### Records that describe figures
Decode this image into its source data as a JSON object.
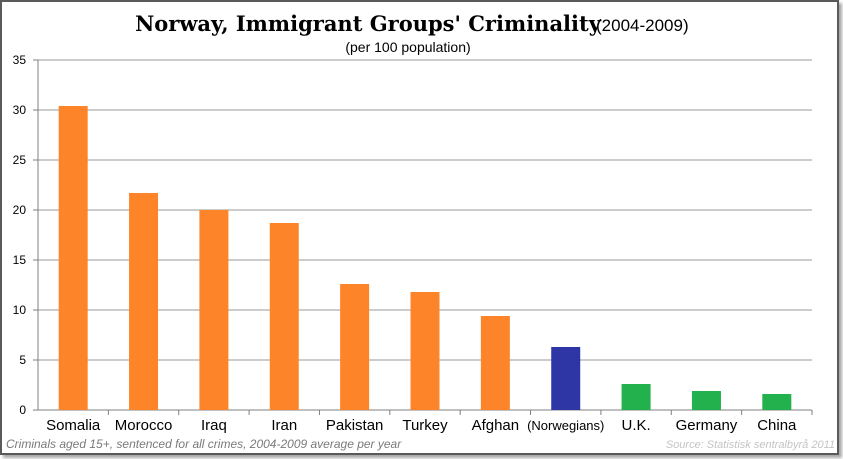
{
  "chart_data": {
    "type": "bar",
    "title": "Norway, Immigrant Groups' Criminality",
    "title_period": "(2004-2009)",
    "subtitle": "(per 100 population)",
    "categories": [
      "Somalia",
      "Morocco",
      "Iraq",
      "Iran",
      "Pakistan",
      "Turkey",
      "Afghan",
      "(Norwegians)",
      "U.K.",
      "Germany",
      "China"
    ],
    "values": [
      30.4,
      21.7,
      20.0,
      18.7,
      12.6,
      11.8,
      9.4,
      6.3,
      2.6,
      1.9,
      1.6
    ],
    "bar_colors": [
      "#fd8428",
      "#fd8428",
      "#fd8428",
      "#fd8428",
      "#fd8428",
      "#fd8428",
      "#fd8428",
      "#2e36a6",
      "#22b14c",
      "#22b14c",
      "#22b14c"
    ],
    "ylim": [
      0,
      35
    ],
    "yticks": [
      0,
      5,
      10,
      15,
      20,
      25,
      30,
      35
    ],
    "xlabel": "",
    "ylabel": "",
    "grid": true,
    "legend": "none",
    "footnote": "Criminals aged 15+, sentenced for all crimes, 2004-2009 average per year",
    "source": "Source: Statistisk sentralbyrå 2011"
  }
}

### What is needed
Print each entry shown above with exact wording and no pictures.

### Solution to this task
Decode this image into its source data as a JSON object.
{
  "chart_data": {
    "type": "bar",
    "title": "Norway, Immigrant Groups' Criminality",
    "title_period": "(2004-2009)",
    "subtitle": "(per 100 population)",
    "categories": [
      "Somalia",
      "Morocco",
      "Iraq",
      "Iran",
      "Pakistan",
      "Turkey",
      "Afghan",
      "(Norwegians)",
      "U.K.",
      "Germany",
      "China"
    ],
    "values": [
      30.4,
      21.7,
      20.0,
      18.7,
      12.6,
      11.8,
      9.4,
      6.3,
      2.6,
      1.9,
      1.6
    ],
    "bar_colors": [
      "#fd8428",
      "#fd8428",
      "#fd8428",
      "#fd8428",
      "#fd8428",
      "#fd8428",
      "#fd8428",
      "#2e36a6",
      "#22b14c",
      "#22b14c",
      "#22b14c"
    ],
    "ylim": [
      0,
      35
    ],
    "yticks": [
      0,
      5,
      10,
      15,
      20,
      25,
      30,
      35
    ],
    "xlabel": "",
    "ylabel": "",
    "grid": true,
    "legend": "none",
    "footnote": "Criminals aged 15+, sentenced for all crimes, 2004-2009 average per year",
    "source": "Source: Statistisk sentralbyrå 2011"
  }
}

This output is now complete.